(Items from a dataset)
########################################

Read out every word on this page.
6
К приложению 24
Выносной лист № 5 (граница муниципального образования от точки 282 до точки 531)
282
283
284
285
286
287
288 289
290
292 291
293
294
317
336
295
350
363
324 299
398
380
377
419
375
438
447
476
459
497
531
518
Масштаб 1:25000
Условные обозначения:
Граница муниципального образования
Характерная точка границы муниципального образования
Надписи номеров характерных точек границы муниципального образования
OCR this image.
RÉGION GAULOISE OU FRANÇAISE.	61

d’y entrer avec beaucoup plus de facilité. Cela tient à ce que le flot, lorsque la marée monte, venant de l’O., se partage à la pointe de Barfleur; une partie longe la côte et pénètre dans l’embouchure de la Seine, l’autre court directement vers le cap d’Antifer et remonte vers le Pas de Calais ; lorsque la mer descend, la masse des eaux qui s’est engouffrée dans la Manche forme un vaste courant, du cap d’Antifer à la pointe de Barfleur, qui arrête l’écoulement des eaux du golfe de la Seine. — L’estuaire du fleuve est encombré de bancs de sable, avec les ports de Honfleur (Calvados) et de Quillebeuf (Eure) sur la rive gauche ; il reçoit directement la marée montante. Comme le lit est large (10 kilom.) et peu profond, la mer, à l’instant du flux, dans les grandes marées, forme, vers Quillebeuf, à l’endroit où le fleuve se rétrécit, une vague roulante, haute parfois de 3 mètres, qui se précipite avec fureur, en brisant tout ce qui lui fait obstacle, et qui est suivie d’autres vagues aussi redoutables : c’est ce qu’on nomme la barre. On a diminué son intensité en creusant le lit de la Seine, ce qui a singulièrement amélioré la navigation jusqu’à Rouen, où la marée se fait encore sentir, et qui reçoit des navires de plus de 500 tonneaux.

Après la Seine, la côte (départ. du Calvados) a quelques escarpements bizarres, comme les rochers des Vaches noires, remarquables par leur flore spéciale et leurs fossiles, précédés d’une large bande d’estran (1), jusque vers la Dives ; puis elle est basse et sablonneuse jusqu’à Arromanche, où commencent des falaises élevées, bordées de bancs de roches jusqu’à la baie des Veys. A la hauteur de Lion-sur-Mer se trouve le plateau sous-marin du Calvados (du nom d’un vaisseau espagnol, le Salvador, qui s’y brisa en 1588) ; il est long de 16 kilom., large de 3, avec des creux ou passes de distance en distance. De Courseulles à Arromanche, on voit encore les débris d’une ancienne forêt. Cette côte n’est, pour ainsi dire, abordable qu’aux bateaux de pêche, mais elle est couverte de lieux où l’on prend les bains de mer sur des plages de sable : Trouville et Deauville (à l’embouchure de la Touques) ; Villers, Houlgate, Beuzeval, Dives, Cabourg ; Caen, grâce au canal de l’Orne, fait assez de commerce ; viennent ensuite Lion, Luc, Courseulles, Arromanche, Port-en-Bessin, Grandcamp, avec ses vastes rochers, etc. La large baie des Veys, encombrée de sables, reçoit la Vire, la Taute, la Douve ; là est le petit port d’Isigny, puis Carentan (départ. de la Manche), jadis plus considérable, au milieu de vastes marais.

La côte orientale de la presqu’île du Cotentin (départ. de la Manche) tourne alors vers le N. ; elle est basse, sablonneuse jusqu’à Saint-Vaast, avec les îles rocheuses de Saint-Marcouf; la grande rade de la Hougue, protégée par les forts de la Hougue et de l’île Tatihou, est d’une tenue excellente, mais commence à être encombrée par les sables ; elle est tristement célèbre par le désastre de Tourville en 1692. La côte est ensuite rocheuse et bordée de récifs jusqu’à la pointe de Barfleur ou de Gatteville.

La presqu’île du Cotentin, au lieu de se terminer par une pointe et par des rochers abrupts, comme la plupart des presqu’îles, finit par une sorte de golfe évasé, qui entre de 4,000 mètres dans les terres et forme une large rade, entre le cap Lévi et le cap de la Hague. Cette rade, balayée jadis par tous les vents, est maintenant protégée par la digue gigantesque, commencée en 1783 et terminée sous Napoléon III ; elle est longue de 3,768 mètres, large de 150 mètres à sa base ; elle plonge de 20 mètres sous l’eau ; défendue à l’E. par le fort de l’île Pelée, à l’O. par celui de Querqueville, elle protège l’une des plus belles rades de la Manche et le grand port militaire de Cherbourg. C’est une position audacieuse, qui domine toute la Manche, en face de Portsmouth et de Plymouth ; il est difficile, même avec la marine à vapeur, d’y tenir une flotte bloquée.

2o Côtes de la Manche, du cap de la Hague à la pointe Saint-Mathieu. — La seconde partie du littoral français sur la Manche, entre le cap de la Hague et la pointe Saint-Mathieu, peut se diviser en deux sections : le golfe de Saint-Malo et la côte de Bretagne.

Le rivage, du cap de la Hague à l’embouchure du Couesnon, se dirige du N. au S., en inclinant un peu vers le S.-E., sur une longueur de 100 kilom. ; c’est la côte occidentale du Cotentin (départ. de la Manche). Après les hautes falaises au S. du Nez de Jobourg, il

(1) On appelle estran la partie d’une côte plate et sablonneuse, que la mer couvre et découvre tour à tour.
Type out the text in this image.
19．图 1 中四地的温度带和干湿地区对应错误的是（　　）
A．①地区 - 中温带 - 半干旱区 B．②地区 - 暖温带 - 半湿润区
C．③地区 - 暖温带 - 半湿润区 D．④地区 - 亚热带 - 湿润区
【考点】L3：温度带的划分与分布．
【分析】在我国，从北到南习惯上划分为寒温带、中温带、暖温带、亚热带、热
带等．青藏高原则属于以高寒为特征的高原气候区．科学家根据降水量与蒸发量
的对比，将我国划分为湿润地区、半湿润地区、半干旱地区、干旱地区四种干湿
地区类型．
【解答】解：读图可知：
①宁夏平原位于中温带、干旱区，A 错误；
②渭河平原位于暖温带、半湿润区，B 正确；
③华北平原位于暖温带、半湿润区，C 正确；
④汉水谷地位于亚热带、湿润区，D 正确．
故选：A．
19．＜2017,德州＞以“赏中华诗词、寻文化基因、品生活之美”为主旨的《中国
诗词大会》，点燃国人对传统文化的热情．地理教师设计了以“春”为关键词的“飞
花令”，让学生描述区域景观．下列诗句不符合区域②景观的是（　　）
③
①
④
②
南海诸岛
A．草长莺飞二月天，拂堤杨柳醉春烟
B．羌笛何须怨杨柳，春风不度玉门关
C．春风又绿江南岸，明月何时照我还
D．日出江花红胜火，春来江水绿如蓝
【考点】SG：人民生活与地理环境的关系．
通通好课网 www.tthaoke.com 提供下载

########################################

● **Prompt**:
All of the data needs to be printed once more, exactly.

● **Worked answer**:
Read out every word on this page.
6
К приложению 24
Выносной лист № 5 (граница муниципального образования от точки 282 до точки 531)
282
283
284
285
286
287
288 289
290
292 291
293
294
317
336
295
350
363
324 299
398
380
377
419
375
438
447
476
459
497
531
518
Масштаб 1:25000
Условные обозначения:
Граница муниципального образования
Характерная точка границы муниципального образования
Надписи номеров характерных точек границы муниципального образования
OCR this image.
RÉGION GAULOISE OU FRANÇAISE.	61

d’y entrer avec beaucoup plus de facilité. Cela tient à ce que le flot, lorsque la marée monte, venant de l’O., se partage à la pointe de Barfleur; une partie longe la côte et pénètre dans l’embouchure de la Seine, l’autre court directement vers le cap d’Antifer et remonte vers le Pas de Calais ; lorsque la mer descend, la masse des eaux qui s’est engouffrée dans la Manche forme un vaste courant, du cap d’Antifer à la pointe de Barfleur, qui arrête l’écoulement des eaux du golfe de la Seine. — L’estuaire du fleuve est encombré de bancs de sable, avec les ports de Honfleur (Calvados) et de Quillebeuf (Eure) sur la rive gauche ; il reçoit directement la marée montante. Comme le lit est large (10 kilom.) et peu profond, la mer, à l’instant du flux, dans les grandes marées, forme, vers Quillebeuf, à l’endroit où le fleuve se rétrécit, une vague roulante, haute parfois de 3 mètres, qui se précipite avec fureur, en brisant tout ce qui lui fait obstacle, et qui est suivie d’autres vagues aussi redoutables : c’est ce qu’on nomme la barre. On a diminué son intensité en creusant le lit de la Seine, ce qui a singulièrement amélioré la navigation jusqu’à Rouen, où la marée se fait encore sentir, et qui reçoit des navires de plus de 500 tonneaux.

Après la Seine, la côte (départ. du Calvados) a quelques escarpements bizarres, comme les rochers des Vaches noires, remarquables par leur flore spéciale et leurs fossiles, précédés d’une large bande d’estran (1), jusque vers la Dives ; puis elle est basse et sablonneuse jusqu’à Arromanche, où commencent des falaises élevées, bordées de bancs de roches jusqu’à la baie des Veys. A la hauteur de Lion-sur-Mer se trouve le plateau sous-marin du Calvados (du nom d’un vaisseau espagnol, le Salvador, qui s’y brisa en 1588) ; il est long de 16 kilom., large de 3, avec des creux ou passes de distance en distance. De Courseulles à Arromanche, on voit encore les débris d’une ancienne forêt. Cette côte n’est, pour ainsi dire, abordable qu’aux bateaux de pêche, mais elle est couverte de lieux où l’on prend les bains de mer sur des plages de sable : Trouville et Deauville (à l’embouchure de la Touques) ; Villers, Houlgate, Beuzeval, Dives, Cabourg ; Caen, grâce au canal de l’Orne, fait assez de commerce ; viennent ensuite Lion, Luc, Courseulles, Arromanche, Port-en-Bessin, Grandcamp, avec ses vastes rochers, etc. La large baie des Veys, encombrée de sables, reçoit la Vire, la Taute, la Douve ; là est le petit port d’Isigny, puis Carentan (départ. de la Manche), jadis plus considérable, au milieu de vastes marais.

La côte orientale de la presqu’île du Cotentin (départ. de la Manche) tourne alors vers le N. ; elle est basse, sablonneuse jusqu’à Saint-Vaast, avec les îles rocheuses de Saint-Marcouf; la grande rade de la Hougue, protégée par les forts de la Hougue et de l’île Tatihou, est d’une tenue excellente, mais commence à être encombrée par les sables ; elle est tristement célèbre par le désastre de Tourville en 1692. La côte est ensuite rocheuse et bordée de récifs jusqu’à la pointe de Barfleur ou de Gatteville.

La presqu’île du Cotentin, au lieu de se terminer par une pointe et par des rochers abrupts, comme la plupart des presqu’îles, finit par une sorte de golfe évasé, qui entre de 4,000 mètres dans les terres et forme une large rade, entre le cap Lévi et le cap de la Hague. Cette rade, balayée jadis par tous les vents, est maintenant protégée par la digue gigantesque, commencée en 1783 et terminée sous Napoléon III ; elle est longue de 3,768 mètres, large de 150 mètres à sa base ; elle plonge de 20 mètres sous l’eau ; défendue à l’E. par le fort de l’île Pelée, à l’O. par celui de Querqueville, elle protège l’une des plus belles rades de la Manche et le grand port militaire de Cherbourg. C’est une position audacieuse, qui domine toute la Manche, en face de Portsmouth et de Plymouth ; il est difficile, même avec la marine à vapeur, d’y tenir une flotte bloquée.

2o Côtes de la Manche, du cap de la Hague à la pointe Saint-Mathieu. — La seconde partie du littoral français sur la Manche, entre le cap de la Hague et la pointe Saint-Mathieu, peut se diviser en deux sections : le golfe de Saint-Malo et la côte de Bretagne.

Le rivage, du cap de la Hague à l’embouchure du Couesnon, se dirige du N. au S., en inclinant un peu vers le S.-E., sur une longueur de 100 kilom. ; c’est la côte occidentale du Cotentin (départ. de la Manche). Après les hautes falaises au S. du Nez de Jobourg, il

(1) On appelle estran la partie d’une côte plate et sablonneuse, que la mer couvre et découvre tour à tour.
Type out the text in this image.
19．图 1 中四地的温度带和干湿地区对应错误的是（　　）
A．①地区 - 中温带 - 半干旱区 B．②地区 - 暖温带 - 半湿润区
C．③地区 - 暖温带 - 半湿润区 D．④地区 - 亚热带 - 湿润区
【考点】L3：温度带的划分与分布．
【分析】在我国，从北到南习惯上划分为寒温带、中温带、暖温带、亚热带、热
带等．青藏高原则属于以高寒为特征的高原气候区．科学家根据降水量与蒸发量
的对比，将我国划分为湿润地区、半湿润地区、半干旱地区、干旱地区四种干湿
地区类型．
【解答】解：读图可知：
①宁夏平原位于中温带、干旱区，A 错误；
②渭河平原位于暖温带、半湿润区，B 正确；
③华北平原位于暖温带、半湿润区，C 正确；
④汉水谷地位于亚热带、湿润区，D 正确．
故选：A．
19．＜2017,德州＞以“赏中华诗词、寻文化基因、品生活之美”为主旨的《中国
诗词大会》，点燃国人对传统文化的热情．地理教师设计了以“春”为关键词的“飞
花令”，让学生描述区域景观．下列诗句不符合区域②景观的是（　　）
③
①
④
②
南海诸岛
A．草长莺飞二月天，拂堤杨柳醉春烟
B．羌笛何须怨杨柳，春风不度玉门关
C．春风又绿江南岸，明月何时照我还
D．日出江花红胜火，春来江水绿如蓝
【考点】SG：人民生活与地理环境的关系．
通通好课网 www.tthaoke.com 提供下载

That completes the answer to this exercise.